**What the exercise asks**
Below are some entries. Return exactly the lines from the one with "Output a JSON" through the final line, leaving out any pictures.

>> BEGIN Given information

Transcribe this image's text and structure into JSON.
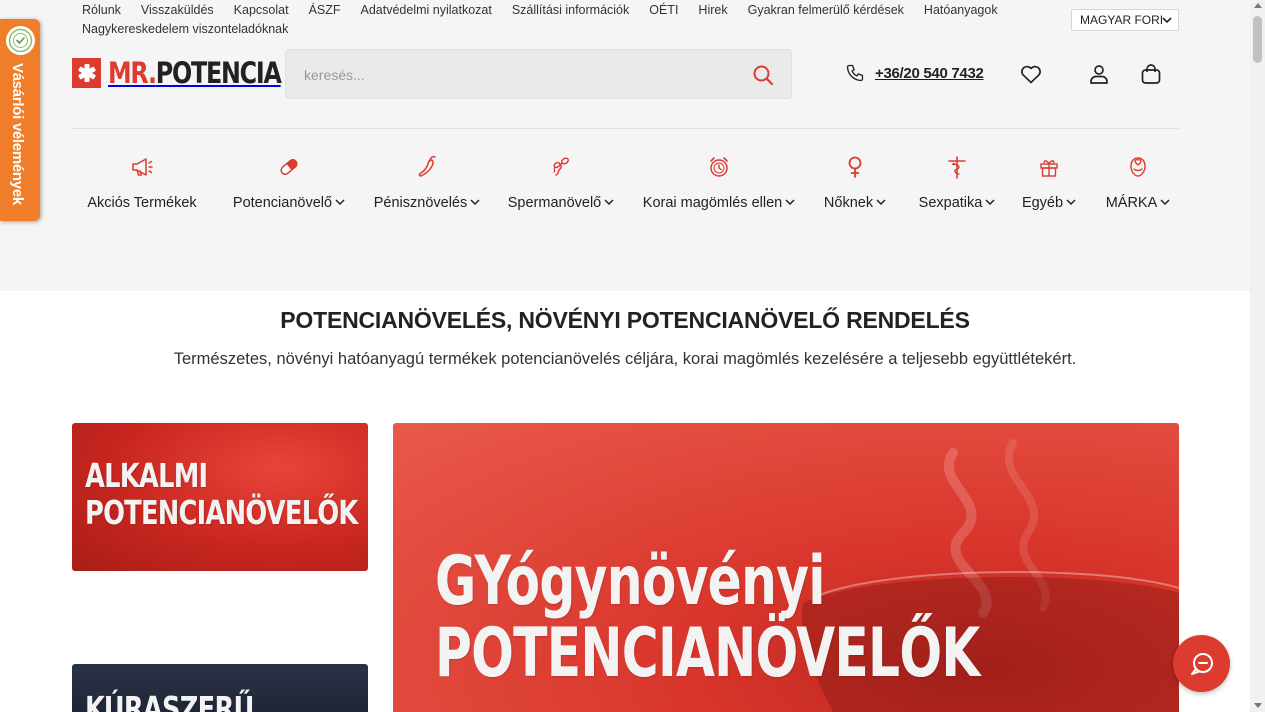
{
  "colors": {
    "brand": "#dc3b30",
    "side_tab": "#ef7d2a",
    "header_bg": "#f5f5f5"
  },
  "top_links": [
    {
      "label": "Rólunk"
    },
    {
      "label": "Visszaküldés"
    },
    {
      "label": "Kapcsolat"
    },
    {
      "label": "ÁSZF"
    },
    {
      "label": "Adatvédelmi nyilatkozat"
    },
    {
      "label": "Szállítási információk"
    },
    {
      "label": "OÉTI"
    },
    {
      "label": "Hirek"
    },
    {
      "label": "Gyakran felmerülő kérdések"
    },
    {
      "label": "Hatóanyagok"
    },
    {
      "label": "Nagykereskedelem viszonteladóknak"
    }
  ],
  "language": {
    "selected": "MAGYAR FORI"
  },
  "logo": {
    "mr": "MR.",
    "name": "POTENCIA"
  },
  "search": {
    "placeholder": "keresés...",
    "value": ""
  },
  "contact": {
    "phone": "+36/20 540 7432"
  },
  "header_icons": [
    "phone-icon",
    "heart-icon",
    "user-icon",
    "cart-icon"
  ],
  "nav": [
    {
      "label": "Akciós Termékek",
      "icon": "megaphone-icon",
      "dropdown": false
    },
    {
      "label": "Potencianövelő",
      "icon": "pill-icon",
      "dropdown": true
    },
    {
      "label": "Pénisznövelés",
      "icon": "chili-pepper-icon",
      "dropdown": true
    },
    {
      "label": "Spermanövelő",
      "icon": "sperm-icon",
      "dropdown": true
    },
    {
      "label": "Korai magömlés ellen",
      "icon": "alarm-clock-icon",
      "dropdown": true
    },
    {
      "label": "Nőknek",
      "icon": "female-symbol-icon",
      "dropdown": true
    },
    {
      "label": "Sexpatika",
      "icon": "caduceus-icon",
      "dropdown": true
    },
    {
      "label": "Egyéb",
      "icon": "gift-icon",
      "dropdown": true
    },
    {
      "label": "MÁRKA",
      "icon": "hand-heart-icon",
      "dropdown": true
    }
  ],
  "side_tab": {
    "label": "Vásárlói vélemények"
  },
  "main": {
    "heading": "POTENCIANÖVELÉS, NÖVÉNYI POTENCIANÖVELŐ RENDELÉS",
    "subheading": "Természetes, növényi hatóanyagú termékek potencianövelés céljára, korai magömlés kezelésére a teljesebb együttlétekért."
  },
  "banners": [
    {
      "line1": "ALKALMI",
      "line2": "POTENCIANÖVELŐK"
    },
    {
      "line1": "GYógynövényi",
      "line2": "POTENCIANÖVELŐK"
    },
    {
      "line1": "KÚRASZERŰ"
    }
  ]
}
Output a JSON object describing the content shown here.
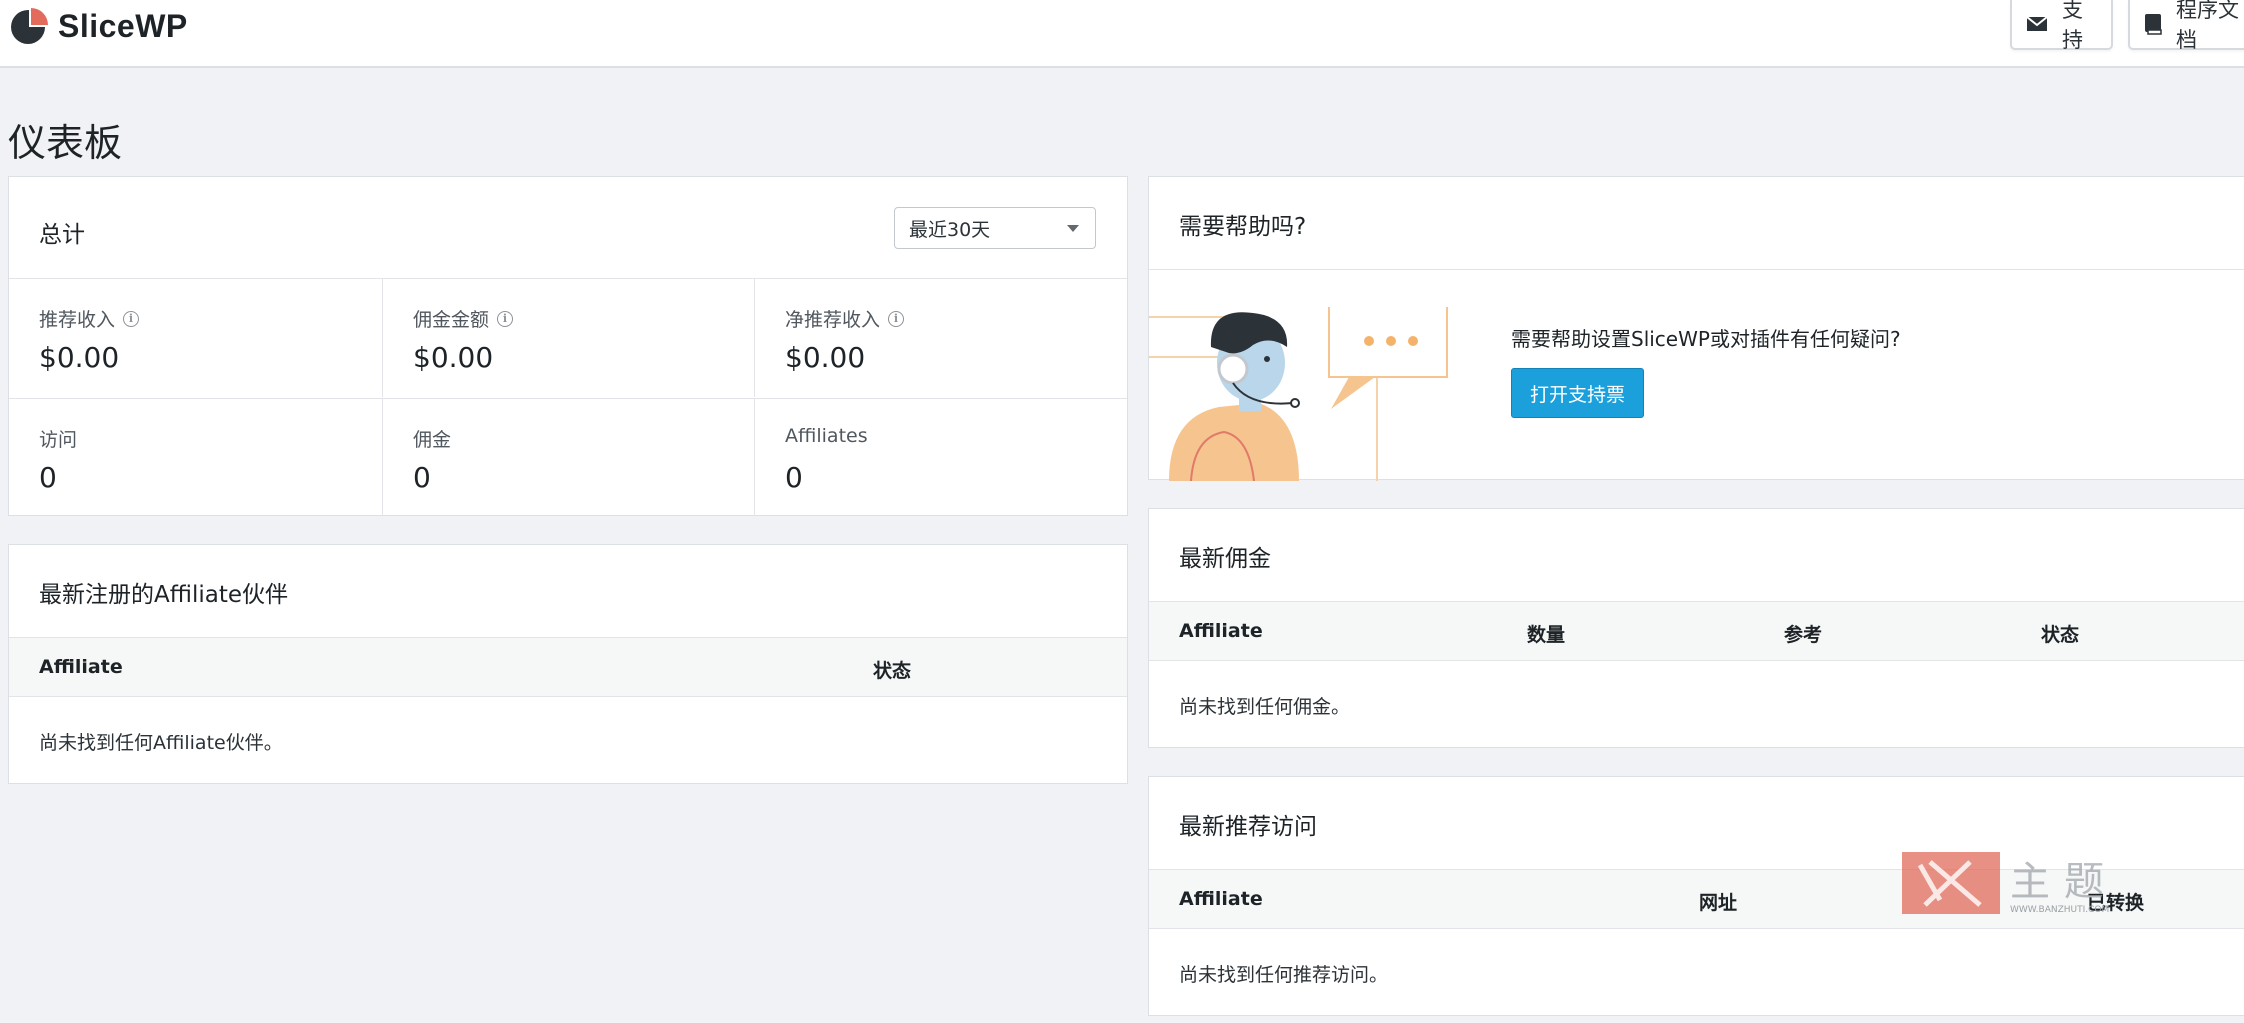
{
  "app": {
    "name": "SliceWP"
  },
  "header": {
    "support_label": "支持",
    "docs_label": "程序文档"
  },
  "page": {
    "title": "仪表板"
  },
  "totals": {
    "title": "总计",
    "period": "最近30天",
    "stats": [
      {
        "label": "推荐收入",
        "value": "$0.00",
        "info": true
      },
      {
        "label": "佣金金额",
        "value": "$0.00",
        "info": true
      },
      {
        "label": "净推荐收入",
        "value": "$0.00",
        "info": true
      },
      {
        "label": "访问",
        "value": "0",
        "info": false
      },
      {
        "label": "佣金",
        "value": "0",
        "info": false
      },
      {
        "label": "Affiliates",
        "value": "0",
        "info": false
      }
    ]
  },
  "latest_affiliates": {
    "title": "最新注册的Affiliate伙伴",
    "columns": [
      "Affiliate",
      "状态"
    ],
    "empty": "尚未找到任何Affiliate伙伴。"
  },
  "help": {
    "title": "需要帮助吗?",
    "question": "需要帮助设置SliceWP或对插件有任何疑问?",
    "button": "打开支持票"
  },
  "latest_commissions": {
    "title": "最新佣金",
    "columns": [
      "Affiliate",
      "数量",
      "参考",
      "状态"
    ],
    "empty": "尚未找到任何佣金。"
  },
  "latest_visits": {
    "title": "最新推荐访问",
    "columns": [
      "Affiliate",
      "网址",
      "已转换"
    ],
    "empty": "尚未找到任何推荐访问。"
  },
  "watermark": {
    "text": "主题",
    "url": "WWW.BANZHUTI.COM"
  },
  "colors": {
    "accent": "#1ba0dc",
    "logo": "#e26b5b",
    "background": "#f0f2f5"
  }
}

>> END Given information

**Result**
Output a JSON object describing the content shown here.
{
  "app": {
    "name": "SliceWP"
  },
  "header": {
    "support_label": "支持",
    "docs_label": "程序文档"
  },
  "page": {
    "title": "仪表板"
  },
  "totals": {
    "title": "总计",
    "period": "最近30天",
    "stats": [
      {
        "label": "推荐收入",
        "value": "$0.00",
        "info": true
      },
      {
        "label": "佣金金额",
        "value": "$0.00",
        "info": true
      },
      {
        "label": "净推荐收入",
        "value": "$0.00",
        "info": true
      },
      {
        "label": "访问",
        "value": "0",
        "info": false
      },
      {
        "label": "佣金",
        "value": "0",
        "info": false
      },
      {
        "label": "Affiliates",
        "value": "0",
        "info": false
      }
    ]
  },
  "latest_affiliates": {
    "title": "最新注册的Affiliate伙伴",
    "columns": [
      "Affiliate",
      "状态"
    ],
    "empty": "尚未找到任何Affiliate伙伴。"
  },
  "help": {
    "title": "需要帮助吗?",
    "question": "需要帮助设置SliceWP或对插件有任何疑问?",
    "button": "打开支持票"
  },
  "latest_commissions": {
    "title": "最新佣金",
    "columns": [
      "Affiliate",
      "数量",
      "参考",
      "状态"
    ],
    "empty": "尚未找到任何佣金。"
  },
  "latest_visits": {
    "title": "最新推荐访问",
    "columns": [
      "Affiliate",
      "网址",
      "已转换"
    ],
    "empty": "尚未找到任何推荐访问。"
  },
  "watermark": {
    "text": "主题",
    "url": "WWW.BANZHUTI.COM"
  },
  "colors": {
    "accent": "#1ba0dc",
    "logo": "#e26b5b",
    "background": "#f0f2f5"
  }
}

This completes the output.